= EXERCISE INSTRUCTIONS =
Reproduce all the lines exactly as they stand, apart from the pictures.

+++

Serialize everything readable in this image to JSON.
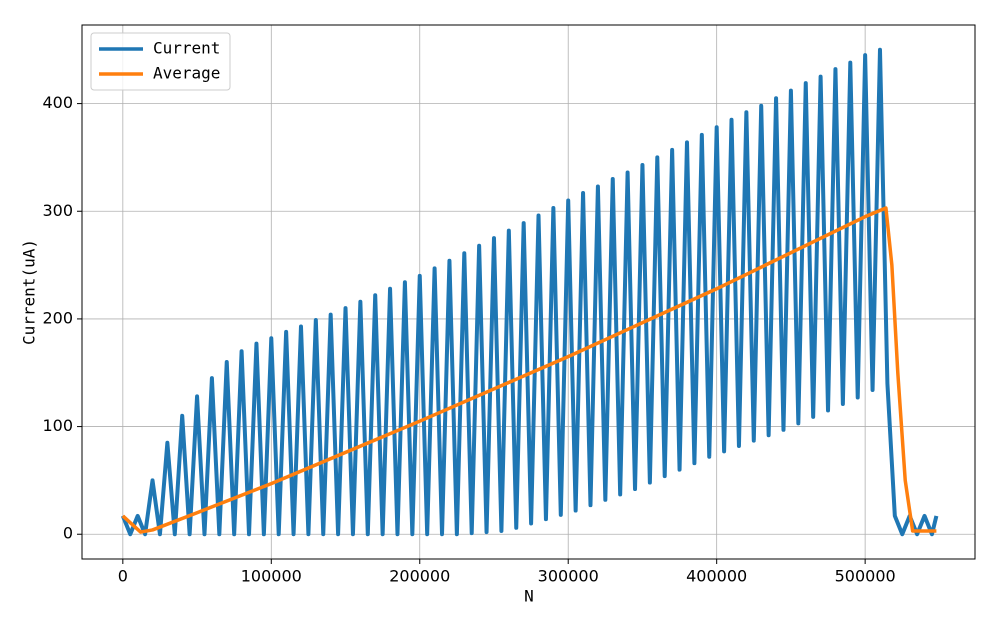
{
  "chart_data": {
    "type": "line",
    "xlabel": "N",
    "ylabel": "Current(uA)",
    "xlim": [
      -27500,
      574000
    ],
    "ylim": [
      -23,
      473
    ],
    "xticks": [
      0,
      100000,
      200000,
      300000,
      400000,
      500000
    ],
    "yticks": [
      0,
      100,
      200,
      300,
      400
    ],
    "grid": true,
    "legend": "upper left",
    "series": [
      {
        "name": "Current",
        "color": "#1f77b4",
        "x": [
          0,
          5000,
          10000,
          15000,
          20000,
          25000,
          30000,
          35000,
          40000,
          45000,
          50000,
          55000,
          60000,
          65000,
          70000,
          75000,
          80000,
          85000,
          90000,
          95000,
          100000,
          105000,
          110000,
          115000,
          120000,
          125000,
          130000,
          135000,
          140000,
          145000,
          150000,
          155000,
          160000,
          165000,
          170000,
          175000,
          180000,
          185000,
          190000,
          195000,
          200000,
          205000,
          210000,
          215000,
          220000,
          225000,
          230000,
          235000,
          240000,
          245000,
          250000,
          255000,
          260000,
          265000,
          270000,
          275000,
          280000,
          285000,
          290000,
          295000,
          300000,
          305000,
          310000,
          315000,
          320000,
          325000,
          330000,
          335000,
          340000,
          345000,
          350000,
          355000,
          360000,
          365000,
          370000,
          375000,
          380000,
          385000,
          390000,
          395000,
          400000,
          405000,
          410000,
          415000,
          420000,
          425000,
          430000,
          435000,
          440000,
          445000,
          450000,
          455000,
          460000,
          465000,
          470000,
          475000,
          480000,
          485000,
          490000,
          495000,
          500000,
          505000,
          510000,
          515000,
          520000,
          525000,
          530000,
          535000,
          540000,
          545000,
          548000
        ],
        "values": [
          17,
          0,
          17,
          0,
          50,
          0,
          85,
          0,
          110,
          0,
          128,
          0,
          145,
          0,
          160,
          0,
          170,
          0,
          177,
          0,
          182,
          0,
          188,
          0,
          193,
          0,
          199,
          0,
          204,
          0,
          210,
          0,
          216,
          0,
          222,
          0,
          228,
          0,
          234,
          0,
          240,
          0,
          247,
          0,
          254,
          0,
          261,
          1,
          268,
          2,
          275,
          3,
          282,
          6,
          289,
          10,
          296,
          14,
          303,
          18,
          310,
          22,
          317,
          27,
          323,
          32,
          330,
          37,
          336,
          42,
          343,
          48,
          350,
          54,
          357,
          60,
          364,
          66,
          371,
          72,
          378,
          77,
          385,
          82,
          392,
          87,
          398,
          92,
          405,
          97,
          412,
          103,
          419,
          109,
          425,
          115,
          432,
          121,
          438,
          127,
          445,
          134,
          450,
          140,
          17,
          0,
          17,
          0,
          17,
          0,
          17
        ]
      },
      {
        "name": "Average",
        "color": "#ff7f0e",
        "x": [
          0,
          12000,
          20000,
          50000,
          100000,
          200000,
          300000,
          400000,
          500000,
          514000,
          518000,
          522000,
          527000,
          532000,
          548000
        ],
        "values": [
          17,
          2,
          4,
          20,
          47,
          105,
          165,
          228,
          295,
          303,
          250,
          150,
          50,
          3,
          3
        ]
      }
    ]
  }
}
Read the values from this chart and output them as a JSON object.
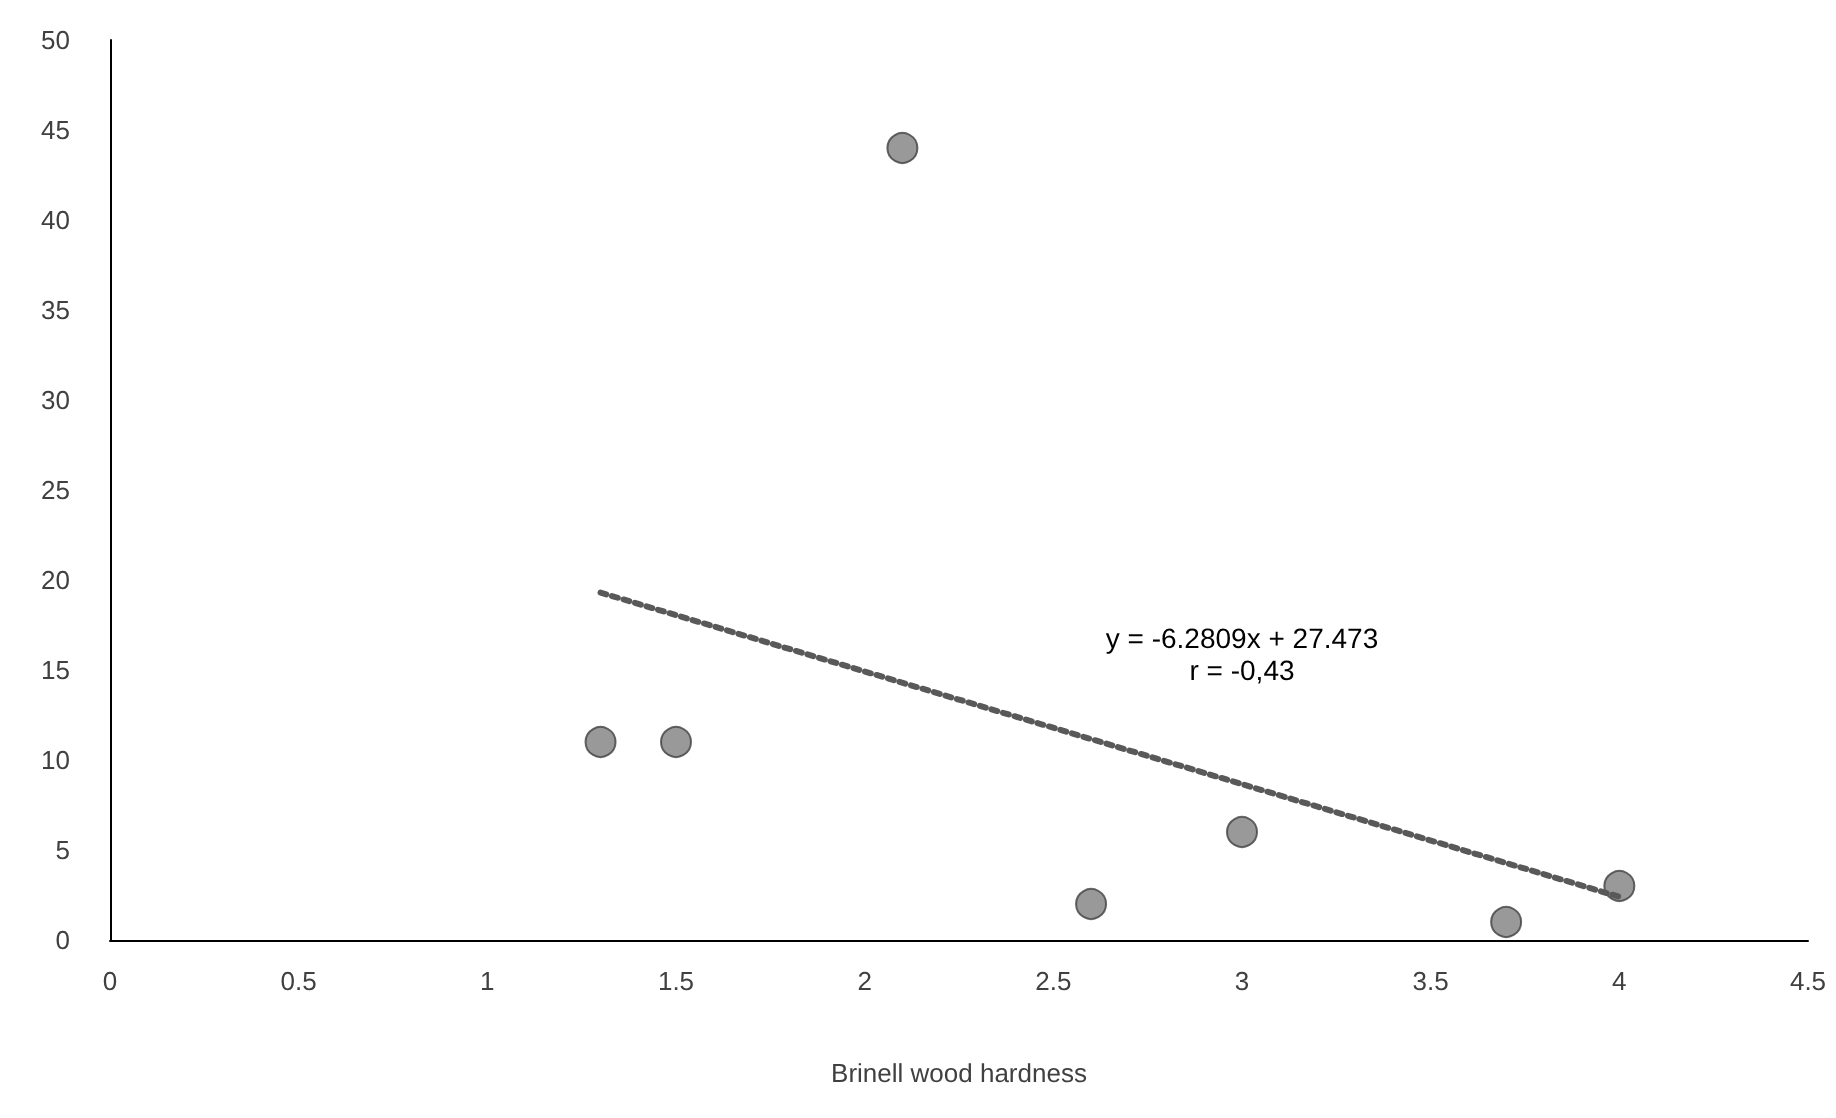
{
  "chart_data": {
    "type": "scatter",
    "xlabel": "Brinell wood hardness",
    "series": [
      {
        "color": "#808080",
        "x": [
          1.3,
          1.5,
          2.1,
          2.6,
          3.0,
          3.7,
          4.0
        ],
        "values": [
          11,
          11,
          44,
          2,
          6,
          1,
          3
        ],
        "marker": "circle"
      },
      {
        "type": "line",
        "color": "#595959",
        "x": [
          1.3,
          4.0
        ],
        "values": [
          19.3,
          2.4
        ],
        "line_style": "dotted",
        "marker": "none"
      }
    ],
    "xlim": [
      0,
      4.5
    ],
    "xticks": [
      0,
      0.5,
      1,
      1.5,
      2,
      2.5,
      3,
      3.5,
      4,
      4.5
    ],
    "ylim": [
      0,
      50
    ],
    "yticks": [
      0,
      5,
      10,
      15,
      20,
      25,
      30,
      35,
      40,
      45,
      50
    ],
    "grid": false,
    "annotations": [
      "y = -6.2809x + 27.473",
      "r = -0,43"
    ]
  }
}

+++

= SOLUTION FOR THIS EXERCISE =
Serialize everything readable in this image to JSON.
{
  "chart_data": {
    "type": "line",
    "xlabel": "N",
    "ylabel": "Current(uA)",
    "xlim": [
      -27500,
      574000
    ],
    "ylim": [
      -23,
      473
    ],
    "xticks": [
      0,
      100000,
      200000,
      300000,
      400000,
      500000
    ],
    "yticks": [
      0,
      100,
      200,
      300,
      400
    ],
    "grid": true,
    "legend": "upper left",
    "series": [
      {
        "name": "Current",
        "color": "#1f77b4",
        "x": [
          0,
          5000,
          10000,
          15000,
          20000,
          25000,
          30000,
          35000,
          40000,
          45000,
          50000,
          55000,
          60000,
          65000,
          70000,
          75000,
          80000,
          85000,
          90000,
          95000,
          100000,
          105000,
          110000,
          115000,
          120000,
          125000,
          130000,
          135000,
          140000,
          145000,
          150000,
          155000,
          160000,
          165000,
          170000,
          175000,
          180000,
          185000,
          190000,
          195000,
          200000,
          205000,
          210000,
          215000,
          220000,
          225000,
          230000,
          235000,
          240000,
          245000,
          250000,
          255000,
          260000,
          265000,
          270000,
          275000,
          280000,
          285000,
          290000,
          295000,
          300000,
          305000,
          310000,
          315000,
          320000,
          325000,
          330000,
          335000,
          340000,
          345000,
          350000,
          355000,
          360000,
          365000,
          370000,
          375000,
          380000,
          385000,
          390000,
          395000,
          400000,
          405000,
          410000,
          415000,
          420000,
          425000,
          430000,
          435000,
          440000,
          445000,
          450000,
          455000,
          460000,
          465000,
          470000,
          475000,
          480000,
          485000,
          490000,
          495000,
          500000,
          505000,
          510000,
          515000,
          520000,
          525000,
          530000,
          535000,
          540000,
          545000,
          548000
        ],
        "values": [
          17,
          0,
          17,
          0,
          50,
          0,
          85,
          0,
          110,
          0,
          128,
          0,
          145,
          0,
          160,
          0,
          170,
          0,
          177,
          0,
          182,
          0,
          188,
          0,
          193,
          0,
          199,
          0,
          204,
          0,
          210,
          0,
          216,
          0,
          222,
          0,
          228,
          0,
          234,
          0,
          240,
          0,
          247,
          0,
          254,
          0,
          261,
          1,
          268,
          2,
          275,
          3,
          282,
          6,
          289,
          10,
          296,
          14,
          303,
          18,
          310,
          22,
          317,
          27,
          323,
          32,
          330,
          37,
          336,
          42,
          343,
          48,
          350,
          54,
          357,
          60,
          364,
          66,
          371,
          72,
          378,
          77,
          385,
          82,
          392,
          87,
          398,
          92,
          405,
          97,
          412,
          103,
          419,
          109,
          425,
          115,
          432,
          121,
          438,
          127,
          445,
          134,
          450,
          140,
          17,
          0,
          17,
          0,
          17,
          0,
          17
        ]
      },
      {
        "name": "Average",
        "color": "#ff7f0e",
        "x": [
          0,
          12000,
          20000,
          50000,
          100000,
          200000,
          300000,
          400000,
          500000,
          514000,
          518000,
          522000,
          527000,
          532000,
          548000
        ],
        "values": [
          17,
          2,
          4,
          20,
          47,
          105,
          165,
          228,
          295,
          303,
          250,
          150,
          50,
          3,
          3
        ]
      }
    ]
  }
}
Read the values from this chart and output them as a JSON object.
{
  "chart_data": {
    "type": "scatter",
    "xlabel": "Brinell wood hardness",
    "series": [
      {
        "color": "#808080",
        "x": [
          1.3,
          1.5,
          2.1,
          2.6,
          3.0,
          3.7,
          4.0
        ],
        "values": [
          11,
          11,
          44,
          2,
          6,
          1,
          3
        ],
        "marker": "circle"
      },
      {
        "type": "line",
        "color": "#595959",
        "x": [
          1.3,
          4.0
        ],
        "values": [
          19.3,
          2.4
        ],
        "line_style": "dotted",
        "marker": "none"
      }
    ],
    "xlim": [
      0,
      4.5
    ],
    "xticks": [
      0,
      0.5,
      1,
      1.5,
      2,
      2.5,
      3,
      3.5,
      4,
      4.5
    ],
    "ylim": [
      0,
      50
    ],
    "yticks": [
      0,
      5,
      10,
      15,
      20,
      25,
      30,
      35,
      40,
      45,
      50
    ],
    "grid": false,
    "annotations": [
      "y = -6.2809x + 27.473",
      "r = -0,43"
    ]
  }
}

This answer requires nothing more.